BRIEF → Give the data below again exactly as written, without its pictures.

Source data
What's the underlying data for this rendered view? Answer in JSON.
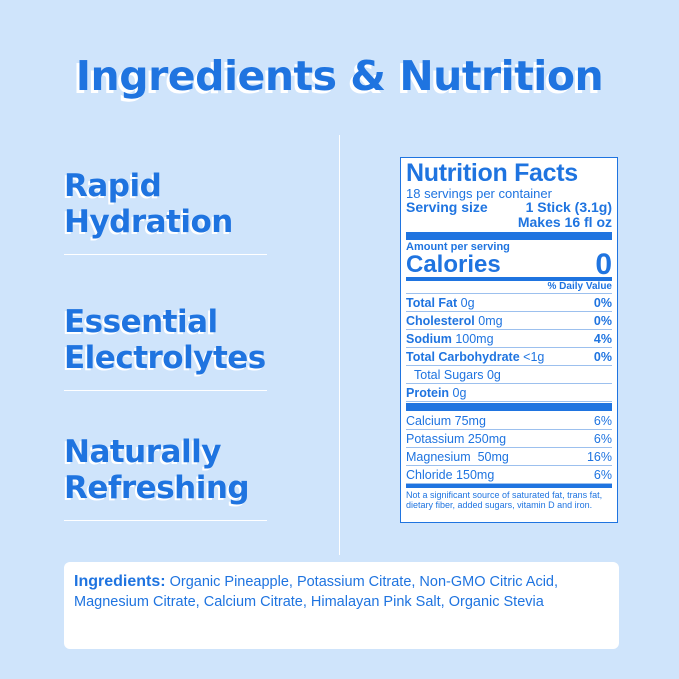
{
  "title": "Ingredients & Nutrition",
  "features": [
    "Rapid\nHydration",
    "Essential\nElectrolytes",
    "Naturally\nRefreshing"
  ],
  "colors": {
    "background": "#cfe4fb",
    "accent": "#1f74e0"
  },
  "nutrition": {
    "heading": "Nutrition Facts",
    "servings": "18 servings per container",
    "serving_size_label": "Serving size",
    "serving_size_value": "1 Stick (3.1g)",
    "makes": "Makes 16 fl oz",
    "amount_per_serving": "Amount per serving",
    "calories_label": "Calories",
    "calories_value": "0",
    "dv_header": "% Daily Value",
    "rows": [
      {
        "name": "Total Fat",
        "amount": "0g",
        "dv": "0%",
        "bold": true,
        "indent": false
      },
      {
        "name": "Cholesterol",
        "amount": "0mg",
        "dv": "0%",
        "bold": true,
        "indent": false
      },
      {
        "name": "Sodium",
        "amount": "100mg",
        "dv": "4%",
        "bold": true,
        "indent": false
      },
      {
        "name": "Total Carbohydrate",
        "amount": "<1g",
        "dv": "0%",
        "bold": true,
        "indent": false
      },
      {
        "name": "Total Sugars",
        "amount": "0g",
        "dv": "",
        "bold": false,
        "indent": true
      },
      {
        "name": "Protein",
        "amount": "0g",
        "dv": "",
        "bold": true,
        "indent": false
      }
    ],
    "minerals": [
      {
        "name": "Calcium",
        "amount": "75mg",
        "dv": "6%"
      },
      {
        "name": "Potassium",
        "amount": "250mg",
        "dv": "6%"
      },
      {
        "name": "Magnesium",
        "amount": " 50mg",
        "dv": "16%"
      },
      {
        "name": "Chloride",
        "amount": "150mg",
        "dv": "6%"
      }
    ],
    "footnote": "Not a significant source of saturated fat, trans fat, dietary fiber, added sugars, vitamin D and iron."
  },
  "ingredients": {
    "label": "Ingredients:",
    "text": "Organic Pineapple, Potassium Citrate, Non-GMO Citric Acid, Magnesium Citrate, Calcium Citrate, Himalayan Pink Salt, Organic Stevia"
  }
}
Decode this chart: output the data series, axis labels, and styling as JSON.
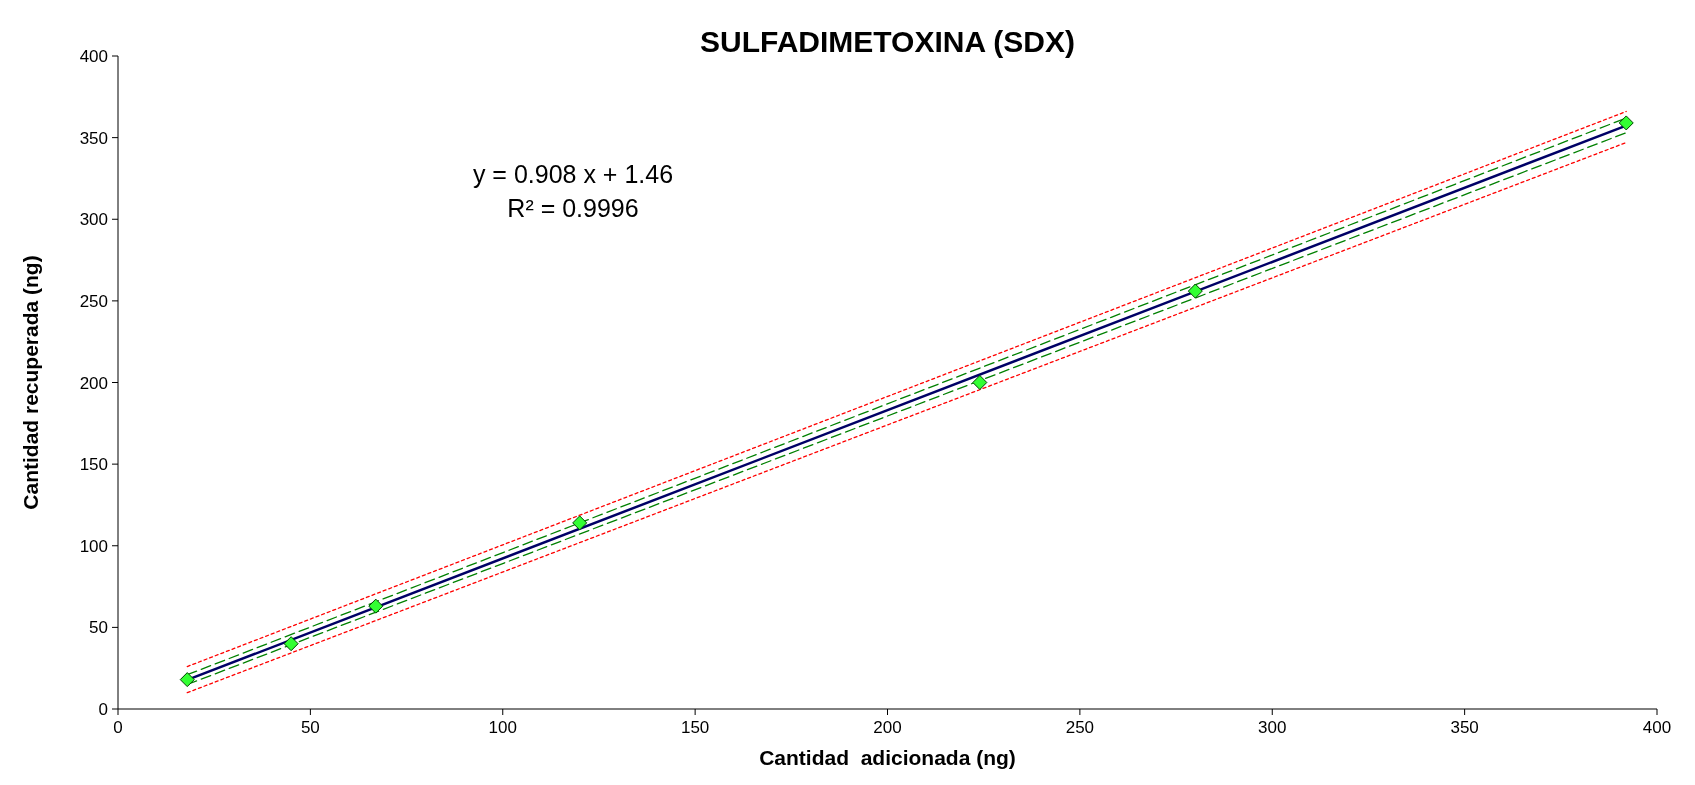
{
  "chart_data": {
    "type": "scatter",
    "title": "SULFADIMETOXINA (SDX)",
    "xlabel": "Cantidad  adicionada (ng)",
    "ylabel": "Cantidad recuperada (ng)",
    "annotations": [
      "y = 0.908 x + 1.46",
      "R² = 0.9996"
    ],
    "xlim": [
      0,
      400
    ],
    "xticks": [
      0,
      50,
      100,
      150,
      200,
      250,
      300,
      350,
      400
    ],
    "ylim": [
      0,
      400
    ],
    "yticks": [
      0,
      50,
      100,
      150,
      200,
      250,
      300,
      350,
      400
    ],
    "grid": false,
    "series": [
      {
        "type": "line",
        "color": "#ff0000",
        "line_style": "dotted",
        "x": [
          18,
          392
        ],
        "values": [
          26,
          366
        ]
      },
      {
        "type": "line",
        "color": "#ff0000",
        "line_style": "dotted",
        "x": [
          18,
          392
        ],
        "values": [
          10,
          347
        ]
      },
      {
        "type": "line",
        "color": "#008000",
        "line_style": "dashed",
        "x": [
          18,
          392
        ],
        "values": [
          21,
          362
        ]
      },
      {
        "type": "line",
        "color": "#008000",
        "line_style": "dashed",
        "x": [
          18,
          392
        ],
        "values": [
          15,
          353
        ]
      },
      {
        "type": "line",
        "color": "#000066",
        "line_style": "solid",
        "x": [
          18,
          392
        ],
        "values": [
          17.8,
          357.4
        ]
      },
      {
        "color": "#33ff33",
        "marker": "diamond",
        "x": [
          18,
          45,
          67,
          120,
          224,
          280,
          392
        ],
        "values": [
          18,
          40,
          63,
          114,
          200,
          256,
          359
        ]
      }
    ]
  }
}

TASK ANSWER →
What's the underlying data for this rendered view? Answer in JSON.
{
  "title": "Ingredients & Nutrition",
  "features": [
    "Rapid\nHydration",
    "Essential\nElectrolytes",
    "Naturally\nRefreshing"
  ],
  "colors": {
    "background": "#cfe4fb",
    "accent": "#1f74e0"
  },
  "nutrition": {
    "heading": "Nutrition Facts",
    "servings": "18 servings per container",
    "serving_size_label": "Serving size",
    "serving_size_value": "1 Stick (3.1g)",
    "makes": "Makes 16 fl oz",
    "amount_per_serving": "Amount per serving",
    "calories_label": "Calories",
    "calories_value": "0",
    "dv_header": "% Daily Value",
    "rows": [
      {
        "name": "Total Fat",
        "amount": "0g",
        "dv": "0%",
        "bold": true,
        "indent": false
      },
      {
        "name": "Cholesterol",
        "amount": "0mg",
        "dv": "0%",
        "bold": true,
        "indent": false
      },
      {
        "name": "Sodium",
        "amount": "100mg",
        "dv": "4%",
        "bold": true,
        "indent": false
      },
      {
        "name": "Total Carbohydrate",
        "amount": "<1g",
        "dv": "0%",
        "bold": true,
        "indent": false
      },
      {
        "name": "Total Sugars",
        "amount": "0g",
        "dv": "",
        "bold": false,
        "indent": true
      },
      {
        "name": "Protein",
        "amount": "0g",
        "dv": "",
        "bold": true,
        "indent": false
      }
    ],
    "minerals": [
      {
        "name": "Calcium",
        "amount": "75mg",
        "dv": "6%"
      },
      {
        "name": "Potassium",
        "amount": "250mg",
        "dv": "6%"
      },
      {
        "name": "Magnesium",
        "amount": " 50mg",
        "dv": "16%"
      },
      {
        "name": "Chloride",
        "amount": "150mg",
        "dv": "6%"
      }
    ],
    "footnote": "Not a significant source of saturated fat, trans fat, dietary fiber, added sugars, vitamin D and iron."
  },
  "ingredients": {
    "label": "Ingredients:",
    "text": "Organic Pineapple, Potassium Citrate, Non-GMO Citric Acid, Magnesium Citrate, Calcium Citrate, Himalayan Pink Salt, Organic Stevia"
  }
}
Decode this chart: output the data series, axis labels, and styling as JSON.
{
  "chart_data": {
    "type": "scatter",
    "title": "SULFADIMETOXINA (SDX)",
    "xlabel": "Cantidad  adicionada (ng)",
    "ylabel": "Cantidad recuperada (ng)",
    "annotations": [
      "y = 0.908 x + 1.46",
      "R² = 0.9996"
    ],
    "xlim": [
      0,
      400
    ],
    "xticks": [
      0,
      50,
      100,
      150,
      200,
      250,
      300,
      350,
      400
    ],
    "ylim": [
      0,
      400
    ],
    "yticks": [
      0,
      50,
      100,
      150,
      200,
      250,
      300,
      350,
      400
    ],
    "grid": false,
    "series": [
      {
        "type": "line",
        "color": "#ff0000",
        "line_style": "dotted",
        "x": [
          18,
          392
        ],
        "values": [
          26,
          366
        ]
      },
      {
        "type": "line",
        "color": "#ff0000",
        "line_style": "dotted",
        "x": [
          18,
          392
        ],
        "values": [
          10,
          347
        ]
      },
      {
        "type": "line",
        "color": "#008000",
        "line_style": "dashed",
        "x": [
          18,
          392
        ],
        "values": [
          21,
          362
        ]
      },
      {
        "type": "line",
        "color": "#008000",
        "line_style": "dashed",
        "x": [
          18,
          392
        ],
        "values": [
          15,
          353
        ]
      },
      {
        "type": "line",
        "color": "#000066",
        "line_style": "solid",
        "x": [
          18,
          392
        ],
        "values": [
          17.8,
          357.4
        ]
      },
      {
        "color": "#33ff33",
        "marker": "diamond",
        "x": [
          18,
          45,
          67,
          120,
          224,
          280,
          392
        ],
        "values": [
          18,
          40,
          63,
          114,
          200,
          256,
          359
        ]
      }
    ]
  }
}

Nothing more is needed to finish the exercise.